→ **DATA TO PROCESS**:
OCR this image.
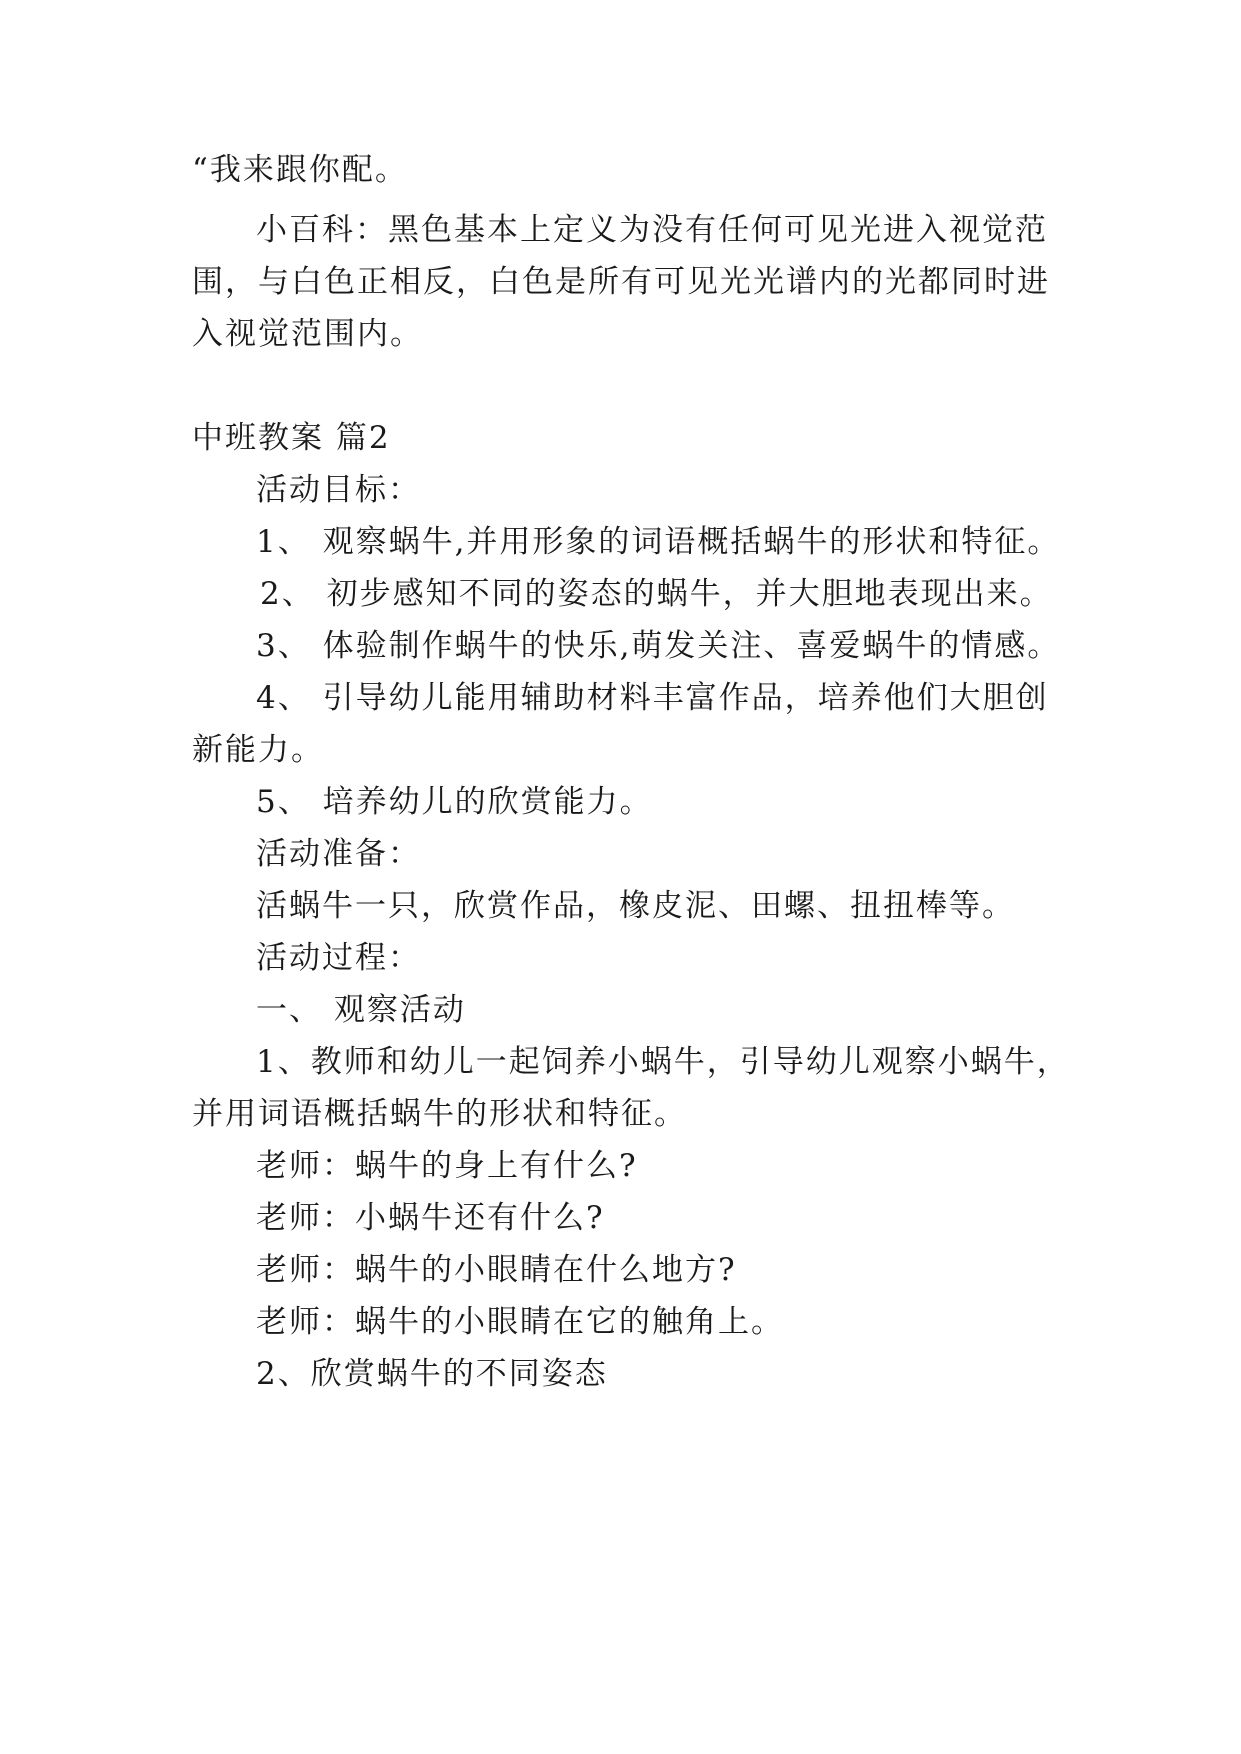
“我来跟你配。
小百科：黑色基本上定义为没有任何可见光进入视觉范
围，与白色正相反，白色是所有可见光光谱内的光都同时进
入视觉范围内。
中班教案 篇2
活动目标：
1、 观察蜗牛,并用形象的词语概括蜗牛的形状和特征。
2、 初步感知不同的姿态的蜗牛，并大胆地表现出来。
3、 体验制作蜗牛的快乐,萌发关注、喜爱蜗牛的情感。
4、 引导幼儿能用辅助材料丰富作品，培养他们大胆创
新能力。
5、 培养幼儿的欣赏能力。
活动准备：
活蜗牛一只，欣赏作品，橡皮泥、田螺、扭扭棒等。
活动过程：
一、 观察活动
1、教师和幼儿一起饲养小蜗牛，引导幼儿观察小蜗牛，
并用词语概括蜗牛的形状和特征。
老师：蜗牛的身上有什么?
老师：小蜗牛还有什么?
老师：蜗牛的小眼睛在什么地方?
老师：蜗牛的小眼睛在它的触角上。
2、欣赏蜗牛的不同姿态
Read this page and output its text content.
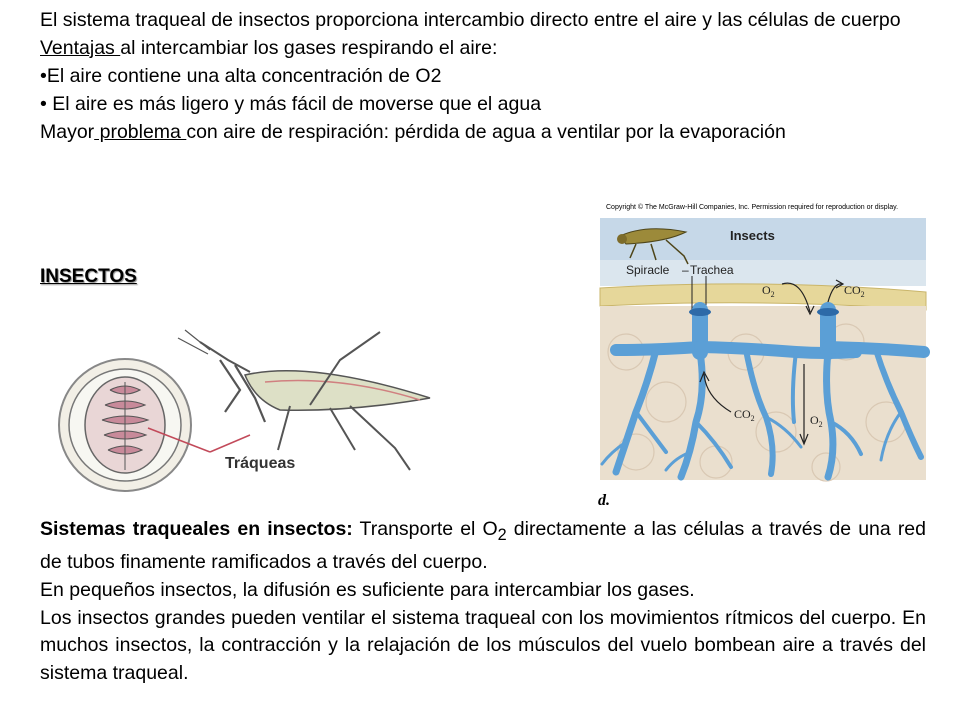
El sistema traqueal de insectos proporciona intercambio directo entre el aire y las células de cuerpo

Ventajas al intercambiar los gases respirando el aire:

•El aire contiene una alta concentración de O2

• El aire es más ligero y más fácil de moverse que el agua

Mayor problema con aire de respiración: pérdida de agua a ventilar por la evaporación

INSECTOS
Tráqueas
Copyright © The McGraw-Hill Companies, Inc. Permission required for reproduction or display.
Insects
Spiracle – Trachea
$O_2$	$CO_2$
$CO_2$	$O_2$
d.

Sistemas traqueales en insectos: Transporte el $O_2$ directamente a las células a través de una red de tubos finamente ramificados a través del cuerpo.

En pequeños insectos, la difusión es suficiente para intercambiar los gases.

Los insectos grandes pueden ventilar el sistema traqueal con los movimientos rítmicos del cuerpo. En muchos insectos, la contracción y la relajación de los músculos del vuelo bombean aire a través del sistema traqueal.
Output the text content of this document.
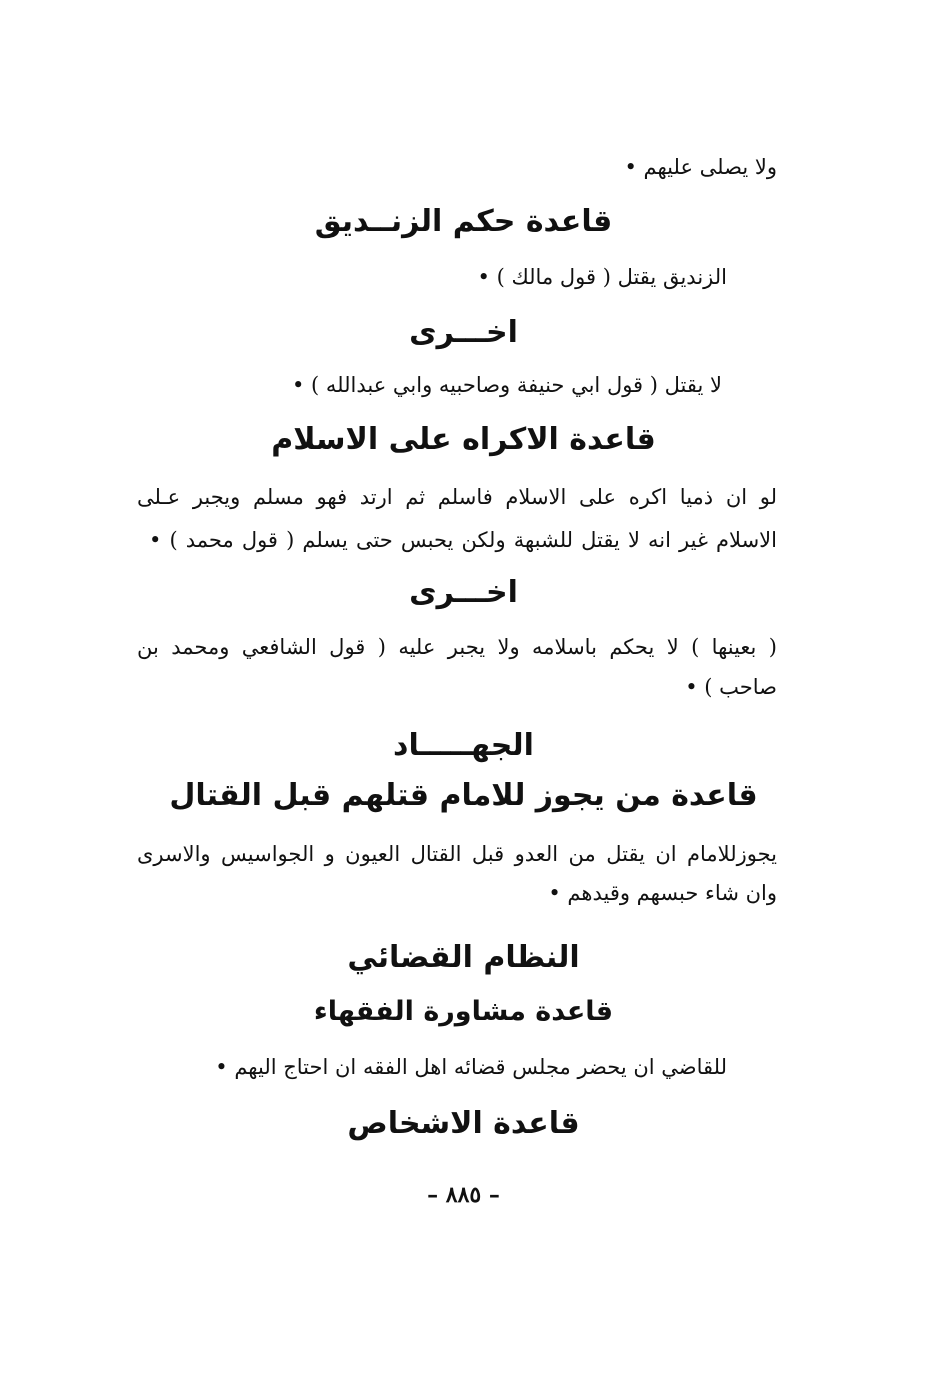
ولا يصلى عليهم •
قاعدة حكم الزنــديق
الزنديق يقتل ( قول مالك ) •
اخـــرى
لا يقتل ( قول ابي حنيفة وصاحبيه وابي عبدالله ) •
قاعدة الاكراه على الاسلام
لو ان ذميا اكره على الاسلام فاسلم ثم ارتد فهو مسلم ويجبر عـلى
الاسلام غير انه لا يقتل للشبهة ولكن يحبس حتى يسلم ( قول محمد ) •
اخـــرى
( بعينها ) لا يحكم باسلامه ولا يجبر عليه ( قول الشافعي ومحمد بن
صاحب ) •
الجهـــــاد
قاعدة من يجوز للامام قتلهم قبل القتال
يجوزللامام ان يقتل من العدو قبل القتال العيون و الجواسيس والاسرى
وان شاء حبسهم وقيدهم •
النظام القضائي
قاعدة مشاورة الفقهاء
للقاضي ان يحضر مجلس قضائه اهل الفقه ان احتاج اليهم •
قاعدة الاشخاص
– ٨٨٥ –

→ **DIRECTIONS**:
Extract, character for character, every line from the one that holds "Output the text content of this document." through the end of the entries above. Include both boundary lines and no pictures.

→ **ANSWER BELOW**:
Output the text content of this document.
ولا يصلى عليهم •
قاعدة حكم الزنــديق
الزنديق يقتل ( قول مالك ) •
اخـــرى
لا يقتل ( قول ابي حنيفة وصاحبيه وابي عبدالله ) •
قاعدة الاكراه على الاسلام
لو ان ذميا اكره على الاسلام فاسلم ثم ارتد فهو مسلم ويجبر عـلى
الاسلام غير انه لا يقتل للشبهة ولكن يحبس حتى يسلم ( قول محمد ) •
اخـــرى
( بعينها ) لا يحكم باسلامه ولا يجبر عليه ( قول الشافعي ومحمد بن
صاحب ) •
الجهـــــاد
قاعدة من يجوز للامام قتلهم قبل القتال
يجوزللامام ان يقتل من العدو قبل القتال العيون و الجواسيس والاسرى
وان شاء حبسهم وقيدهم •
النظام القضائي
قاعدة مشاورة الفقهاء
للقاضي ان يحضر مجلس قضائه اهل الفقه ان احتاج اليهم •
قاعدة الاشخاص
– ٨٨٥ –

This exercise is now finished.